■ Your goal
Repeat the full listing below verbatim and keep the images out.

Data records
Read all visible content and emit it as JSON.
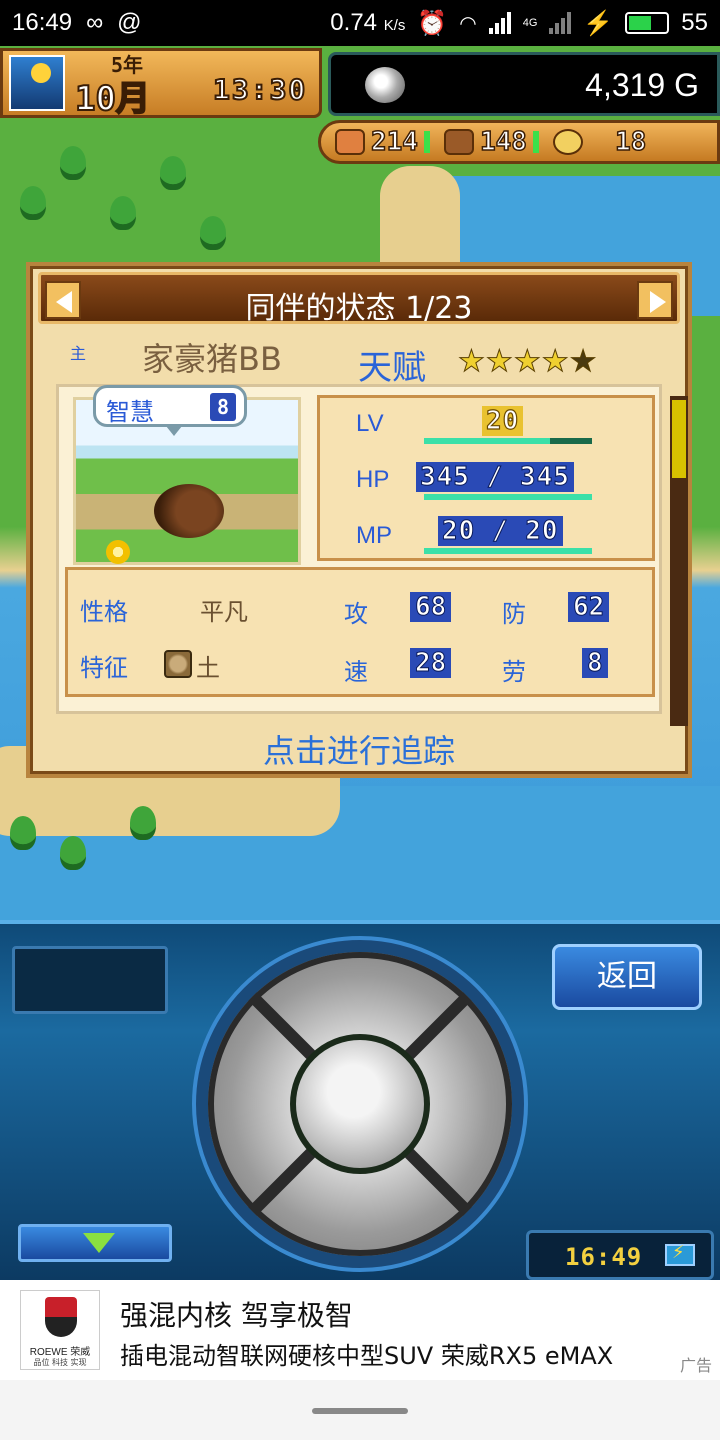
{
  "statusbar": {
    "time": "16:49",
    "speed": "0.74",
    "speed_unit": "K/s",
    "network": "4G",
    "battery": "55"
  },
  "hud": {
    "year": "5年",
    "month": "10月",
    "clock": "13:30",
    "gold": "4,319 G",
    "resources": [
      {
        "icon": "meat-icon",
        "value": "214"
      },
      {
        "icon": "wood-icon",
        "value": "148"
      },
      {
        "icon": "medal-icon",
        "value": "18"
      }
    ]
  },
  "panel": {
    "title": "同伴的状态 1/23",
    "name_tag": "主",
    "name": "家豪猪BB",
    "talent_label": "天赋",
    "stars": 4,
    "stars_max": 5,
    "bubble_label": "智慧",
    "bubble_value": "8",
    "stats": {
      "lv_label": "LV",
      "lv": "20",
      "lv_progress": 0.75,
      "hp_label": "HP",
      "hp": "345 / 345",
      "hp_progress": 1.0,
      "mp_label": "MP",
      "mp": "20 / 20",
      "mp_progress": 1.0
    },
    "attrs": {
      "personality_label": "性格",
      "personality": "平凡",
      "trait_label": "特征",
      "trait": "土",
      "atk_label": "攻",
      "atk": "68",
      "def_label": "防",
      "def": "62",
      "spd_label": "速",
      "spd": "28",
      "labor_label": "劳",
      "labor": "8"
    },
    "track_link": "点击进行追踪"
  },
  "controls": {
    "back": "返回",
    "clock": "16:49"
  },
  "ad": {
    "line1": "强混内核 驾享极智",
    "line2": "插电混动智联网硬核中型SUV 荣威RX5 eMAX",
    "tag": "广告",
    "brand": "ROEWE 荣威",
    "brand_sub": "品位 科技 实现"
  },
  "colors": {
    "panel_bg": "#f2ddab",
    "accent_blue": "#2a64d8",
    "value_box": "#2a4ab6",
    "control_bg": "#1b6aa0"
  }
}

■ Reply
Read all visible content and emit it as JSON.
{
  "statusbar": {
    "time": "16:49",
    "speed": "0.74",
    "speed_unit": "K/s",
    "network": "4G",
    "battery": "55"
  },
  "hud": {
    "year": "5年",
    "month": "10月",
    "clock": "13:30",
    "gold": "4,319 G",
    "resources": [
      {
        "icon": "meat-icon",
        "value": "214"
      },
      {
        "icon": "wood-icon",
        "value": "148"
      },
      {
        "icon": "medal-icon",
        "value": "18"
      }
    ]
  },
  "panel": {
    "title": "同伴的状态 1/23",
    "name_tag": "主",
    "name": "家豪猪BB",
    "talent_label": "天赋",
    "stars": 4,
    "stars_max": 5,
    "bubble_label": "智慧",
    "bubble_value": "8",
    "stats": {
      "lv_label": "LV",
      "lv": "20",
      "lv_progress": 0.75,
      "hp_label": "HP",
      "hp": "345 / 345",
      "hp_progress": 1.0,
      "mp_label": "MP",
      "mp": "20 / 20",
      "mp_progress": 1.0
    },
    "attrs": {
      "personality_label": "性格",
      "personality": "平凡",
      "trait_label": "特征",
      "trait": "土",
      "atk_label": "攻",
      "atk": "68",
      "def_label": "防",
      "def": "62",
      "spd_label": "速",
      "spd": "28",
      "labor_label": "劳",
      "labor": "8"
    },
    "track_link": "点击进行追踪"
  },
  "controls": {
    "back": "返回",
    "clock": "16:49"
  },
  "ad": {
    "line1": "强混内核 驾享极智",
    "line2": "插电混动智联网硬核中型SUV 荣威RX5 eMAX",
    "tag": "广告",
    "brand": "ROEWE 荣威",
    "brand_sub": "品位 科技 实现"
  },
  "colors": {
    "panel_bg": "#f2ddab",
    "accent_blue": "#2a64d8",
    "value_box": "#2a4ab6",
    "control_bg": "#1b6aa0"
  }
}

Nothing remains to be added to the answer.